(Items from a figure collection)

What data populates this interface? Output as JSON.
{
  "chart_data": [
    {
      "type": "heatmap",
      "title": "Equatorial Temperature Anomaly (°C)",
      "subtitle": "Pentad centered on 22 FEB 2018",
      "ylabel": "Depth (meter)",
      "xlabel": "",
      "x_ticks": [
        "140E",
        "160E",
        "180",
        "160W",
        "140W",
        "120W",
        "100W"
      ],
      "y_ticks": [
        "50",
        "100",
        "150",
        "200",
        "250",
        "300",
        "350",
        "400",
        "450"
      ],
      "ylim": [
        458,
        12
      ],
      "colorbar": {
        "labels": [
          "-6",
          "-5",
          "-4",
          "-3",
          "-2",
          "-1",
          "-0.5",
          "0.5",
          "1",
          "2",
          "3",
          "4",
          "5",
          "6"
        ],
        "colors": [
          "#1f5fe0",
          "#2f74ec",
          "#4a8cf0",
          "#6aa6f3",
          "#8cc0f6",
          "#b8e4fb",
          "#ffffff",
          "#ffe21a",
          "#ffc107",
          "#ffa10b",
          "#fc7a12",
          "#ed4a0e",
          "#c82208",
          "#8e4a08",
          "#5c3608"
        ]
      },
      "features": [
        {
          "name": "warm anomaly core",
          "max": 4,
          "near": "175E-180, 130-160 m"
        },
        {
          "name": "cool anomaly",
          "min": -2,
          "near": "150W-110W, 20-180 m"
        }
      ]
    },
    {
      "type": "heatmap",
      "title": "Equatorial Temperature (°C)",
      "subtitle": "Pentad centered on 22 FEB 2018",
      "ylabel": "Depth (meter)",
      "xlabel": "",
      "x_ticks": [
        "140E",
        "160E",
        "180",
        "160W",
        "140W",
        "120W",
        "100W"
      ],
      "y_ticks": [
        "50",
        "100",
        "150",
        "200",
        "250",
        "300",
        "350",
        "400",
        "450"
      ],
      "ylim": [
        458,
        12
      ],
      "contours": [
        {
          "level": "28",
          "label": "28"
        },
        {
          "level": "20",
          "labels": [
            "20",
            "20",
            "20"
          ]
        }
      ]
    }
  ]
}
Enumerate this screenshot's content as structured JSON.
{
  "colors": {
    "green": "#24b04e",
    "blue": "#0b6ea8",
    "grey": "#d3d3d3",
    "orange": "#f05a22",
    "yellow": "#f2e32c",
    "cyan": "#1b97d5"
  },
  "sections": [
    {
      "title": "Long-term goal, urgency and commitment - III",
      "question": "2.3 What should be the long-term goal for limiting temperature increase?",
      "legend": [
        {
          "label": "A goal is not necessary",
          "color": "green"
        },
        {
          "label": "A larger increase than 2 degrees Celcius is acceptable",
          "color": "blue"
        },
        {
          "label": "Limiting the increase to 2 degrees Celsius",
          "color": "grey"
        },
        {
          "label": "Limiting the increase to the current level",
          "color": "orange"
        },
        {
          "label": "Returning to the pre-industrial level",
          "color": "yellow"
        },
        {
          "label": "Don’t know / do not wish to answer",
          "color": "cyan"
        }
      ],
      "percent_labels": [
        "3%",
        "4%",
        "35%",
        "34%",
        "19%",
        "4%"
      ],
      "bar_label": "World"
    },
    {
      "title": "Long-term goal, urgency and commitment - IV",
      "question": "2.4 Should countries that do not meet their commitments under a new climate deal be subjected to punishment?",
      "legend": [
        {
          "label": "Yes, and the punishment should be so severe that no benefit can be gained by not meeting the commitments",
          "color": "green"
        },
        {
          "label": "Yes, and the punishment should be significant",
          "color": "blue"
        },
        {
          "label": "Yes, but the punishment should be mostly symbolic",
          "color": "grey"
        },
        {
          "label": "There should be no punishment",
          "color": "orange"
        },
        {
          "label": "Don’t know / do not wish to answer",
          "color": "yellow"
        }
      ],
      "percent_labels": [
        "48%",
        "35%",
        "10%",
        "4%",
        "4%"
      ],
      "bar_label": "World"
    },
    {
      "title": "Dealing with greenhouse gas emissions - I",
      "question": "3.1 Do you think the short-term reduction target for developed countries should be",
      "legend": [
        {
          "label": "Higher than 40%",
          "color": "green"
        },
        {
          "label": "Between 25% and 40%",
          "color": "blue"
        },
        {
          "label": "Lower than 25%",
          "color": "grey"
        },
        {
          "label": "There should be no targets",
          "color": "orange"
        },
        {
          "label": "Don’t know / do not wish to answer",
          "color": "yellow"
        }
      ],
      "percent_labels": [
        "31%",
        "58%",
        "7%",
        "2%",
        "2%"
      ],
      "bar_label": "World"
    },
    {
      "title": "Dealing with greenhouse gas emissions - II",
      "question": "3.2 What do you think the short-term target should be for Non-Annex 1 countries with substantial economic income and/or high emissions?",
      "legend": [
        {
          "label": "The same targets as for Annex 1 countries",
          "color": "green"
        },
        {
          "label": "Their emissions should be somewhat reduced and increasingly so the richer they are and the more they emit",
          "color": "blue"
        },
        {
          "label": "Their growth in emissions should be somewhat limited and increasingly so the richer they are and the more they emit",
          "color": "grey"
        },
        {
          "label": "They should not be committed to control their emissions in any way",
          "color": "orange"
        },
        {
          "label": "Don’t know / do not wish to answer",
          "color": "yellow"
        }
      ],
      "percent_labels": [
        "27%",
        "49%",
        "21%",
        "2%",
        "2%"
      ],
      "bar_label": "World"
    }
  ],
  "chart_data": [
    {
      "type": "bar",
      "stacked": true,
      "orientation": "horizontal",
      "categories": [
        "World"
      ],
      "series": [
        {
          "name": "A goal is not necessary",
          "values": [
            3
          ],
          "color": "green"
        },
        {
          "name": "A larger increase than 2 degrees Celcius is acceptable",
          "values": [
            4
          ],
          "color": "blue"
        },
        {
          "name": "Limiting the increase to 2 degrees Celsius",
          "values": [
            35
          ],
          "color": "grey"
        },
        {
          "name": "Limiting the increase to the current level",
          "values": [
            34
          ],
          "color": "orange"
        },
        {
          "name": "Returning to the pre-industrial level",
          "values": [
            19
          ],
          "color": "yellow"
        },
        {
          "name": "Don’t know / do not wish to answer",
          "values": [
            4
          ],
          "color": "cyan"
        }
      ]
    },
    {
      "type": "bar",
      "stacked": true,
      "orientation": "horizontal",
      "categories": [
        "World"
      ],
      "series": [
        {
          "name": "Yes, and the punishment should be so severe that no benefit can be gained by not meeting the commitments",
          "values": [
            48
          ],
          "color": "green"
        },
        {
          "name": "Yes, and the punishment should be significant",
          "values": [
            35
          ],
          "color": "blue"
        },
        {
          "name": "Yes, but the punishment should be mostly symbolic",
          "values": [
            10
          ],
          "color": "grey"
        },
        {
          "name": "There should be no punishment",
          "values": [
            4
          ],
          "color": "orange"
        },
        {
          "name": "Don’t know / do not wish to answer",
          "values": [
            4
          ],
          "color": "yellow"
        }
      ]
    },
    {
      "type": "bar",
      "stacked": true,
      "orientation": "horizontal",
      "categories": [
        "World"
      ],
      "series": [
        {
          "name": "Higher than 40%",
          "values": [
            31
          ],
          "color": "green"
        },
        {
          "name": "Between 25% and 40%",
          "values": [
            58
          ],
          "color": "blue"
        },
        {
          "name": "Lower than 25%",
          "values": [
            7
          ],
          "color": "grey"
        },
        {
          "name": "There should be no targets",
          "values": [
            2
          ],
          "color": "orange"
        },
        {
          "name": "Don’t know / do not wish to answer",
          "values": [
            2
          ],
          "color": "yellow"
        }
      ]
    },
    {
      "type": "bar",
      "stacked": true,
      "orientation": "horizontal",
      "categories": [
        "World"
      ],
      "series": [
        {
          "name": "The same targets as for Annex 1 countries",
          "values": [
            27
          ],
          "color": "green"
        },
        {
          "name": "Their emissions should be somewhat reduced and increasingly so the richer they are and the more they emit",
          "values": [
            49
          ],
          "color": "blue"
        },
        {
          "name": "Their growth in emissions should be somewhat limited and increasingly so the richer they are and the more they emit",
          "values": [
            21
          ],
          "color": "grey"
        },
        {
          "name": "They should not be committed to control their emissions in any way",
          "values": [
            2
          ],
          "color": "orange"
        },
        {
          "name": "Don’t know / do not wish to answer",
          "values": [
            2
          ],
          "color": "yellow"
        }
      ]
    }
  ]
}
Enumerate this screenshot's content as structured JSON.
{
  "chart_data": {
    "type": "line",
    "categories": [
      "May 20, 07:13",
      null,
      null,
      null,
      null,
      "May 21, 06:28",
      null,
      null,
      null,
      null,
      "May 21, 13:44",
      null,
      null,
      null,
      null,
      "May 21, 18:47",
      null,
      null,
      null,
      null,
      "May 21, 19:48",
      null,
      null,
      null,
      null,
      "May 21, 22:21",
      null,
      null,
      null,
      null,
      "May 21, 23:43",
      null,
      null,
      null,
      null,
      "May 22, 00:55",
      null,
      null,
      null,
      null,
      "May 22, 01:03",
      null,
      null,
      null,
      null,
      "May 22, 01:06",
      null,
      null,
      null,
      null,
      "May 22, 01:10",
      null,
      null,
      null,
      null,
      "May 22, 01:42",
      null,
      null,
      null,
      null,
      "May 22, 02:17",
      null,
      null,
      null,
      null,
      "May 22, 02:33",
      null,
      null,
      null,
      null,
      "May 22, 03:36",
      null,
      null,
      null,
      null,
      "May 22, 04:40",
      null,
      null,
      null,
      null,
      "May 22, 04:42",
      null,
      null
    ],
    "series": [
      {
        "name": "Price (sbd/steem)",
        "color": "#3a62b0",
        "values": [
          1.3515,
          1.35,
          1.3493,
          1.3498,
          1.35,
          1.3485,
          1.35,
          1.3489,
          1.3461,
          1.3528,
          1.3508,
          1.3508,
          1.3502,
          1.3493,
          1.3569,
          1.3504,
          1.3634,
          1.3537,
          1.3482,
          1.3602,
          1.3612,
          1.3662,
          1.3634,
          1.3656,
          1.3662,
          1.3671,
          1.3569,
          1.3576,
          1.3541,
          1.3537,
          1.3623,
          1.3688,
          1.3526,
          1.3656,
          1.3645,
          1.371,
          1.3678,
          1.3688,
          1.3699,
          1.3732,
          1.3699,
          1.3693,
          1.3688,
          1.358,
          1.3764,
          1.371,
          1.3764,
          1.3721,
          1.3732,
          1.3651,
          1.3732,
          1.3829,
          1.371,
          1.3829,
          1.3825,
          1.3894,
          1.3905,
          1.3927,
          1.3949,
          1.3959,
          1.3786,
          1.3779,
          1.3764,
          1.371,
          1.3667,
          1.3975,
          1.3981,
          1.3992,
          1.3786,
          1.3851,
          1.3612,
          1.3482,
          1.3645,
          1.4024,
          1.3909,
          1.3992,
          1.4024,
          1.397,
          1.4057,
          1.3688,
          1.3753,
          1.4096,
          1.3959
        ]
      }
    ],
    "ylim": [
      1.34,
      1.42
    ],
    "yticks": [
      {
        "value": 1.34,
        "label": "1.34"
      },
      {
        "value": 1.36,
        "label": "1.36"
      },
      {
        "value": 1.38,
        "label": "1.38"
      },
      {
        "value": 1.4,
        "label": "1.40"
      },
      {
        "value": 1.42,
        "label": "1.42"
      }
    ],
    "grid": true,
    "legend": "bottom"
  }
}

Given task: Identify how many lines in the entries above contain the word "targets" and provide only that figure.

The answer: 4